[SHORT TASK] Copy the lines holding the word "Yesterday", all of them.

[RECORDS FOR THIS TASK]

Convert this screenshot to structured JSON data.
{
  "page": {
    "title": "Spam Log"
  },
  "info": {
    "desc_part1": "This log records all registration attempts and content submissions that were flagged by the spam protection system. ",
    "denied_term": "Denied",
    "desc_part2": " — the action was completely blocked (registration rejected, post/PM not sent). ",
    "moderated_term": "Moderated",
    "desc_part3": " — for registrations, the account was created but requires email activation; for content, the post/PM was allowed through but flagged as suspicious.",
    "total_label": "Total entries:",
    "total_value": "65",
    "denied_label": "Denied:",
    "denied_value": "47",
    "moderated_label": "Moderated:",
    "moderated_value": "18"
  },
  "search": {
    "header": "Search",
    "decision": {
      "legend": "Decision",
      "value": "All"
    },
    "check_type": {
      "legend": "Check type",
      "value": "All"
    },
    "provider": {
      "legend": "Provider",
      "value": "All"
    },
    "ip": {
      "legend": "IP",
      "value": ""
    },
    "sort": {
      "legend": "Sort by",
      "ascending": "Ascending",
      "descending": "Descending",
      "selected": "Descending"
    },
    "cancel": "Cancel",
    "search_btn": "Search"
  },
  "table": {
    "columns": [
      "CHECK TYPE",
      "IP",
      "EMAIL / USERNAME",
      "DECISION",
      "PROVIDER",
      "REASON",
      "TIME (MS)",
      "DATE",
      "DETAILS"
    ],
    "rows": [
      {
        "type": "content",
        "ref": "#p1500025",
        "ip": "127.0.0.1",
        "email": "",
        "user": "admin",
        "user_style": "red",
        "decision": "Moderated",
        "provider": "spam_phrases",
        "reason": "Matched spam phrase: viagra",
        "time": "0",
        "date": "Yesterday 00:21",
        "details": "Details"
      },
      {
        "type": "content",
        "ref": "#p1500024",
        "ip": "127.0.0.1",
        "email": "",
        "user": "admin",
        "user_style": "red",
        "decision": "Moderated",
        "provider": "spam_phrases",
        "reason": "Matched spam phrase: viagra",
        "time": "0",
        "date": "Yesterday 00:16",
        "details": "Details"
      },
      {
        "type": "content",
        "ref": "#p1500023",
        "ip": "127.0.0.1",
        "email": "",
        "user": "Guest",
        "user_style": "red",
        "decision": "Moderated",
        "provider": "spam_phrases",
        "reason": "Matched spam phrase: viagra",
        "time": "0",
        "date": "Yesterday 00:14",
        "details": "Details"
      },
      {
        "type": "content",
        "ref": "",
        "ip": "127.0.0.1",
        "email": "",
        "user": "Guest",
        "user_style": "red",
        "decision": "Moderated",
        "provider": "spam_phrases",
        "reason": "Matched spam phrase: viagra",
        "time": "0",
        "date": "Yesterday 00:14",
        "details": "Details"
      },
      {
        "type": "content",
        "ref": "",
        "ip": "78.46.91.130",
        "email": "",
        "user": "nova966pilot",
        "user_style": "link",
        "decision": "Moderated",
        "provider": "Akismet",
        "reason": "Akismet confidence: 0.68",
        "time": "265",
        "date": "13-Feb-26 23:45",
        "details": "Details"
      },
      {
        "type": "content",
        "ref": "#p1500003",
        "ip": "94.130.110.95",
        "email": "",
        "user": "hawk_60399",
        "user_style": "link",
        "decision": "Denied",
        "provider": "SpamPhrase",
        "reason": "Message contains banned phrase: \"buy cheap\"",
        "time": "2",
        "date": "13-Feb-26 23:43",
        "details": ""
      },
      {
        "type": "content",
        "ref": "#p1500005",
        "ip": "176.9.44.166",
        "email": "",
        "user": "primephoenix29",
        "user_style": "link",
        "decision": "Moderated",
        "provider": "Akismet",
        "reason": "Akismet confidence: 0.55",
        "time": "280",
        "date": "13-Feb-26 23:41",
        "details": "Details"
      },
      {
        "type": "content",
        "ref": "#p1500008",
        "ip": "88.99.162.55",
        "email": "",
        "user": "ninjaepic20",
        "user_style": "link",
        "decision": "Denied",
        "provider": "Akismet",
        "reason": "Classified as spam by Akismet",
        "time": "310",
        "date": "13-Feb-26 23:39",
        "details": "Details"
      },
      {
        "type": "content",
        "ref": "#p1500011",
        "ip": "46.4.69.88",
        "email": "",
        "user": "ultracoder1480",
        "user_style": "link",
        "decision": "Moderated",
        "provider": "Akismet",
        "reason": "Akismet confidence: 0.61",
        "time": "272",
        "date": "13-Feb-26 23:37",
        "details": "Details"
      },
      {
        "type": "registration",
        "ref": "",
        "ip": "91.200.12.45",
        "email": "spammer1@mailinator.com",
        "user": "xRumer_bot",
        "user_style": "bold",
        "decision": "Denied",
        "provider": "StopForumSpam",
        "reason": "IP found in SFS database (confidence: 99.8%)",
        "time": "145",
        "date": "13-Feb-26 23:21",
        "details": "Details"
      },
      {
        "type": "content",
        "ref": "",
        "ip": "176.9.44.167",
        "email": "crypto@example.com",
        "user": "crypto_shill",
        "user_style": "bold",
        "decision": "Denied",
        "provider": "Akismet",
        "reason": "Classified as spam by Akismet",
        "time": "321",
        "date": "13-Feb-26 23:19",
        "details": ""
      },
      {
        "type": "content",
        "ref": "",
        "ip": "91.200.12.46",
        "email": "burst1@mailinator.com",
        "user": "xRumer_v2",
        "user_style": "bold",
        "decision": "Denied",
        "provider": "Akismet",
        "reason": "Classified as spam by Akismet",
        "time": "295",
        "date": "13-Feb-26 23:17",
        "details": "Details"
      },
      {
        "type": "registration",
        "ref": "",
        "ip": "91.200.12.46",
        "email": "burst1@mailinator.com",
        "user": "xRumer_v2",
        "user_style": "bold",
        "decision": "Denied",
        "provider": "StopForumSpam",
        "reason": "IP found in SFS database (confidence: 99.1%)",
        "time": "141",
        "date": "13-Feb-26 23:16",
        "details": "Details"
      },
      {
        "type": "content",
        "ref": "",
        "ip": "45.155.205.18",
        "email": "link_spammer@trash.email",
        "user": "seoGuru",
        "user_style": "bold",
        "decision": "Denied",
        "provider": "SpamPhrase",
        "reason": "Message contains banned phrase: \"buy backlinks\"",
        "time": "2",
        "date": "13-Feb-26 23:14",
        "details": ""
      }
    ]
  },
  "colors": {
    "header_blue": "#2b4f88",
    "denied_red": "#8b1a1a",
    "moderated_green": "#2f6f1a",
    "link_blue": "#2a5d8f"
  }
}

[EXERCISE SOLUTION]
        "date": "Yesterday 00:21",
        "date": "Yesterday 00:16",
        "date": "Yesterday 00:14",
        "date": "Yesterday 00:14",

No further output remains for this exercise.